Task details: Repeat exactly each line of the data provided below.

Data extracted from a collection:

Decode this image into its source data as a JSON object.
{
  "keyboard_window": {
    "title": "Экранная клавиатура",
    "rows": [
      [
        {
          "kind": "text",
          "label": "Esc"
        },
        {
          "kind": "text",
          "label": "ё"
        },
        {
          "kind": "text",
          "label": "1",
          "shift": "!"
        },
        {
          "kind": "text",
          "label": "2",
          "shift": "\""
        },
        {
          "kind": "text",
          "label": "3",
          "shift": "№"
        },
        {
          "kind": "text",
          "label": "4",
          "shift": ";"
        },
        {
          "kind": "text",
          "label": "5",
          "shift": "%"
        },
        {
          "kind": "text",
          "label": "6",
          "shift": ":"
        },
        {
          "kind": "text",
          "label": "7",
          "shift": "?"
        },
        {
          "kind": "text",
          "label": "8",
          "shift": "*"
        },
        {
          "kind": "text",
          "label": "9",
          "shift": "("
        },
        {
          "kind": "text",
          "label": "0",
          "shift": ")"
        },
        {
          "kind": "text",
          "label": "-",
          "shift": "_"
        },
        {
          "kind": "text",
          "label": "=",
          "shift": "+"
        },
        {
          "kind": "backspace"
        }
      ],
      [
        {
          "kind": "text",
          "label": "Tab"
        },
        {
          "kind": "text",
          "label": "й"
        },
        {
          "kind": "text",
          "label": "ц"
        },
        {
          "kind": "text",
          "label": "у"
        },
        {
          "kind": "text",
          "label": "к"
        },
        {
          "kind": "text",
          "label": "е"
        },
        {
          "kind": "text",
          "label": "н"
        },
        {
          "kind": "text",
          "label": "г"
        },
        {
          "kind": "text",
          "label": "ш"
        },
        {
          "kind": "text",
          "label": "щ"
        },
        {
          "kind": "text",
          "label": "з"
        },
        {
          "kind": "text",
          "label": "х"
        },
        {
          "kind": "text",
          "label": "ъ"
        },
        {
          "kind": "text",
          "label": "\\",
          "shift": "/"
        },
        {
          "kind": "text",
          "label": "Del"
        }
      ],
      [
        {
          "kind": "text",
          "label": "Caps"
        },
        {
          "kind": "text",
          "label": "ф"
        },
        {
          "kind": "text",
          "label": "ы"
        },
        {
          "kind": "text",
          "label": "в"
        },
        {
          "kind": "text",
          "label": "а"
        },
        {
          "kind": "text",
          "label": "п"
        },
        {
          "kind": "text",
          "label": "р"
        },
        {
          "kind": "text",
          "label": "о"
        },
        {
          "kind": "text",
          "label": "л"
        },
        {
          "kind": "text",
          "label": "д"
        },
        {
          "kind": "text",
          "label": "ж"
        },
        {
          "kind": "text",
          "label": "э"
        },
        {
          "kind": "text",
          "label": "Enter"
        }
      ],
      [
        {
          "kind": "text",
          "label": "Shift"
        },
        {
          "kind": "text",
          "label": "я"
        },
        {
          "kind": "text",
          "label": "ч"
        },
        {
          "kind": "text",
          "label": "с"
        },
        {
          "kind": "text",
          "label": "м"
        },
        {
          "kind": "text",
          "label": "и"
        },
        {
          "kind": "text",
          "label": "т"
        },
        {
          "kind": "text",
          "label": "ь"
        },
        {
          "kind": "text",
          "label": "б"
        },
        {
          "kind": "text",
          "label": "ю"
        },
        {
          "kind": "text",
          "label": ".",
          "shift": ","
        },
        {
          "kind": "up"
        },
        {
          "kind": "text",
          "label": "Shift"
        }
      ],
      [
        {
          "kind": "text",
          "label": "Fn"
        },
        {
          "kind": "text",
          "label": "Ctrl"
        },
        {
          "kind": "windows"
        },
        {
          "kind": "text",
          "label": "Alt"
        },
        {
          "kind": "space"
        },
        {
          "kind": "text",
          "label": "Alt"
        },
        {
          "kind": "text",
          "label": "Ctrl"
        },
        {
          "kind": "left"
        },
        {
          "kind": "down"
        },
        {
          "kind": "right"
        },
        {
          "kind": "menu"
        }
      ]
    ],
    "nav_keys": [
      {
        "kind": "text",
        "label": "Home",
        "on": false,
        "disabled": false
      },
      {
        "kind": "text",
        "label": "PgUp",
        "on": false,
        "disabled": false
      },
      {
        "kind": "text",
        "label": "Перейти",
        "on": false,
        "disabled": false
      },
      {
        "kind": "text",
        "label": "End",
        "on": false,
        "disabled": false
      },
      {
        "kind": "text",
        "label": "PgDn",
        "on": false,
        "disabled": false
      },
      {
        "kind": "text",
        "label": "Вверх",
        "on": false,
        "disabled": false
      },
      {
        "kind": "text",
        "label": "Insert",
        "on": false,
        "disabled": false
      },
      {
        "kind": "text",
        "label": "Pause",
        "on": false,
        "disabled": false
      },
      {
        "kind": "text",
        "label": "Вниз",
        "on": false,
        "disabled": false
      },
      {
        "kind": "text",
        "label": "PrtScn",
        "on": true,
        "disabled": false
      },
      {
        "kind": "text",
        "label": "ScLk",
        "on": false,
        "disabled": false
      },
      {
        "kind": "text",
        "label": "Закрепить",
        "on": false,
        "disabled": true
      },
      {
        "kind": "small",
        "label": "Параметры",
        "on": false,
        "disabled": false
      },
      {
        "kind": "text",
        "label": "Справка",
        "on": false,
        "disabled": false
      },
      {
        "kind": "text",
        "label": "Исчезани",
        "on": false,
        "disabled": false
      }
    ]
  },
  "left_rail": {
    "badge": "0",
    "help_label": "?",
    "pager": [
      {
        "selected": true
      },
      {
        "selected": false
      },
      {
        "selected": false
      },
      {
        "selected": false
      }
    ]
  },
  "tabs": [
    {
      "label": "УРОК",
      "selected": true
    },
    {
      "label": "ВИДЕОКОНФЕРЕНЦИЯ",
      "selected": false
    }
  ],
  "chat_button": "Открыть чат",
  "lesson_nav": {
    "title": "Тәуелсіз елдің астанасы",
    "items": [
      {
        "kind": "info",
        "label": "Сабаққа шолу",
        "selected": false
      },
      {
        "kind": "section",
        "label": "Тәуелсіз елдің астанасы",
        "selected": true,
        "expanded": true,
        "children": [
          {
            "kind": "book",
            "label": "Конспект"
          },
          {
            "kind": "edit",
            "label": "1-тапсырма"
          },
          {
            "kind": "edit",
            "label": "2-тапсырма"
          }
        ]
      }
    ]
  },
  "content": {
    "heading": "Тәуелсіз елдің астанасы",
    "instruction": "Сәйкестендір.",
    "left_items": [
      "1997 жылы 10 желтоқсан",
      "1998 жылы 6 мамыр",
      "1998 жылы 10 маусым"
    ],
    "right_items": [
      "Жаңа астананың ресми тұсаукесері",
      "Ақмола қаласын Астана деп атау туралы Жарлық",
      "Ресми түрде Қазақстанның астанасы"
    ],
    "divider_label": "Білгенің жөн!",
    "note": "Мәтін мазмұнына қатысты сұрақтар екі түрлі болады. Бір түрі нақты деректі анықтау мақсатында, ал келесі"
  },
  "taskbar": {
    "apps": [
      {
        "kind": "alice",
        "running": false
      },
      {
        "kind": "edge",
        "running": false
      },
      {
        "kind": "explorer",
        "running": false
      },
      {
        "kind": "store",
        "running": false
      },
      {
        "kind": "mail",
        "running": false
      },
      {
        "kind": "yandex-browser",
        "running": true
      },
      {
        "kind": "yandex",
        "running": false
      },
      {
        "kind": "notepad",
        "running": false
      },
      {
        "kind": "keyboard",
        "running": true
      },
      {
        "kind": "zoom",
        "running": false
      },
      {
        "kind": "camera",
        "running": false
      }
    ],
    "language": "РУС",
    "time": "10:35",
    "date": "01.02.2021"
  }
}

Answer to this exercise:
Decode this image into its source data as a JSON object.
{
  "keyboard_window": {
    "title": "Экранная клавиатура",
    "rows": [
      [
        {
          "kind": "text",
          "label": "Esc"
        },
        {
          "kind": "text",
          "label": "ё"
        },
        {
          "kind": "text",
          "label": "1",
          "shift": "!"
        },
        {
          "kind": "text",
          "label": "2",
          "shift": "\""
        },
        {
          "kind": "text",
          "label": "3",
          "shift": "№"
        },
        {
          "kind": "text",
          "label": "4",
          "shift": ";"
        },
        {
          "kind": "text",
          "label": "5",
          "shift": "%"
        },
        {
          "kind": "text",
          "label": "6",
          "shift": ":"
        },
        {
          "kind": "text",
          "label": "7",
          "shift": "?"
        },
        {
          "kind": "text",
          "label": "8",
          "shift": "*"
        },
        {
          "kind": "text",
          "label": "9",
          "shift": "("
        },
        {
          "kind": "text",
          "label": "0",
          "shift": ")"
        },
        {
          "kind": "text",
          "label": "-",
          "shift": "_"
        },
        {
          "kind": "text",
          "label": "=",
          "shift": "+"
        },
        {
          "kind": "backspace"
        }
      ],
      [
        {
          "kind": "text",
          "label": "Tab"
        },
        {
          "kind": "text",
          "label": "й"
        },
        {
          "kind": "text",
          "label": "ц"
        },
        {
          "kind": "text",
          "label": "у"
        },
        {
          "kind": "text",
          "label": "к"
        },
        {
          "kind": "text",
          "label": "е"
        },
        {
          "kind": "text",
          "label": "н"
        },
        {
          "kind": "text",
          "label": "г"
        },
        {
          "kind": "text",
          "label": "ш"
        },
        {
          "kind": "text",
          "label": "щ"
        },
        {
          "kind": "text",
          "label": "з"
        },
        {
          "kind": "text",
          "label": "х"
        },
        {
          "kind": "text",
          "label": "ъ"
        },
        {
          "kind": "text",
          "label": "\\",
          "shift": "/"
        },
        {
          "kind": "text",
          "label": "Del"
        }
      ],
      [
        {
          "kind": "text",
          "label": "Caps"
        },
        {
          "kind": "text",
          "label": "ф"
        },
        {
          "kind": "text",
          "label": "ы"
        },
        {
          "kind": "text",
          "label": "в"
        },
        {
          "kind": "text",
          "label": "а"
        },
        {
          "kind": "text",
          "label": "п"
        },
        {
          "kind": "text",
          "label": "р"
        },
        {
          "kind": "text",
          "label": "о"
        },
        {
          "kind": "text",
          "label": "л"
        },
        {
          "kind": "text",
          "label": "д"
        },
        {
          "kind": "text",
          "label": "ж"
        },
        {
          "kind": "text",
          "label": "э"
        },
        {
          "kind": "text",
          "label": "Enter"
        }
      ],
      [
        {
          "kind": "text",
          "label": "Shift"
        },
        {
          "kind": "text",
          "label": "я"
        },
        {
          "kind": "text",
          "label": "ч"
        },
        {
          "kind": "text",
          "label": "с"
        },
        {
          "kind": "text",
          "label": "м"
        },
        {
          "kind": "text",
          "label": "и"
        },
        {
          "kind": "text",
          "label": "т"
        },
        {
          "kind": "text",
          "label": "ь"
        },
        {
          "kind": "text",
          "label": "б"
        },
        {
          "kind": "text",
          "label": "ю"
        },
        {
          "kind": "text",
          "label": ".",
          "shift": ","
        },
        {
          "kind": "up"
        },
        {
          "kind": "text",
          "label": "Shift"
        }
      ],
      [
        {
          "kind": "text",
          "label": "Fn"
        },
        {
          "kind": "text",
          "label": "Ctrl"
        },
        {
          "kind": "windows"
        },
        {
          "kind": "text",
          "label": "Alt"
        },
        {
          "kind": "space"
        },
        {
          "kind": "text",
          "label": "Alt"
        },
        {
          "kind": "text",
          "label": "Ctrl"
        },
        {
          "kind": "left"
        },
        {
          "kind": "down"
        },
        {
          "kind": "right"
        },
        {
          "kind": "menu"
        }
      ]
    ],
    "nav_keys": [
      {
        "kind": "text",
        "label": "Home",
        "on": false,
        "disabled": false
      },
      {
        "kind": "text",
        "label": "PgUp",
        "on": false,
        "disabled": false
      },
      {
        "kind": "text",
        "label": "Перейти",
        "on": false,
        "disabled": false
      },
      {
        "kind": "text",
        "label": "End",
        "on": false,
        "disabled": false
      },
      {
        "kind": "text",
        "label": "PgDn",
        "on": false,
        "disabled": false
      },
      {
        "kind": "text",
        "label": "Вверх",
        "on": false,
        "disabled": false
      },
      {
        "kind": "text",
        "label": "Insert",
        "on": false,
        "disabled": false
      },
      {
        "kind": "text",
        "label": "Pause",
        "on": false,
        "disabled": false
      },
      {
        "kind": "text",
        "label": "Вниз",
        "on": false,
        "disabled": false
      },
      {
        "kind": "text",
        "label": "PrtScn",
        "on": true,
        "disabled": false
      },
      {
        "kind": "text",
        "label": "ScLk",
        "on": false,
        "disabled": false
      },
      {
        "kind": "text",
        "label": "Закрепить",
        "on": false,
        "disabled": true
      },
      {
        "kind": "small",
        "label": "Параметры",
        "on": false,
        "disabled": false
      },
      {
        "kind": "text",
        "label": "Справка",
        "on": false,
        "disabled": false
      },
      {
        "kind": "text",
        "label": "Исчезани",
        "on": false,
        "disabled": false
      }
    ]
  },
  "left_rail": {
    "badge": "0",
    "help_label": "?",
    "pager": [
      {
        "selected": true
      },
      {
        "selected": false
      },
      {
        "selected": false
      },
      {
        "selected": false
      }
    ]
  },
  "tabs": [
    {
      "label": "УРОК",
      "selected": true
    },
    {
      "label": "ВИДЕОКОНФЕРЕНЦИЯ",
      "selected": false
    }
  ],
  "chat_button": "Открыть чат",
  "lesson_nav": {
    "title": "Тәуелсіз елдің астанасы",
    "items": [
      {
        "kind": "info",
        "label": "Сабаққа шолу",
        "selected": false
      },
      {
        "kind": "section",
        "label": "Тәуелсіз елдің астанасы",
        "selected": true,
        "expanded": true,
        "children": [
          {
            "kind": "book",
            "label": "Конспект"
          },
          {
            "kind": "edit",
            "label": "1-тапсырма"
          },
          {
            "kind": "edit",
            "label": "2-тапсырма"
          }
        ]
      }
    ]
  },
  "content": {
    "heading": "Тәуелсіз елдің астанасы",
    "instruction": "Сәйкестендір.",
    "left_items": [
      "1997 жылы 10 желтоқсан",
      "1998 жылы 6 мамыр",
      "1998 жылы 10 маусым"
    ],
    "right_items": [
      "Жаңа астананың ресми тұсаукесері",
      "Ақмола қаласын Астана деп атау туралы Жарлық",
      "Ресми түрде Қазақстанның астанасы"
    ],
    "divider_label": "Білгенің жөн!",
    "note": "Мәтін мазмұнына қатысты сұрақтар екі түрлі болады. Бір түрі нақты деректі анықтау мақсатында, ал келесі"
  },
  "taskbar": {
    "apps": [
      {
        "kind": "alice",
        "running": false
      },
      {
        "kind": "edge",
        "running": false
      },
      {
        "kind": "explorer",
        "running": false
      },
      {
        "kind": "store",
        "running": false
      },
      {
        "kind": "mail",
        "running": false
      },
      {
        "kind": "yandex-browser",
        "running": true
      },
      {
        "kind": "yandex",
        "running": false
      },
      {
        "kind": "notepad",
        "running": false
      },
      {
        "kind": "keyboard",
        "running": true
      },
      {
        "kind": "zoom",
        "running": false
      },
      {
        "kind": "camera",
        "running": false
      }
    ],
    "language": "РУС",
    "time": "10:35",
    "date": "01.02.2021"
  }
}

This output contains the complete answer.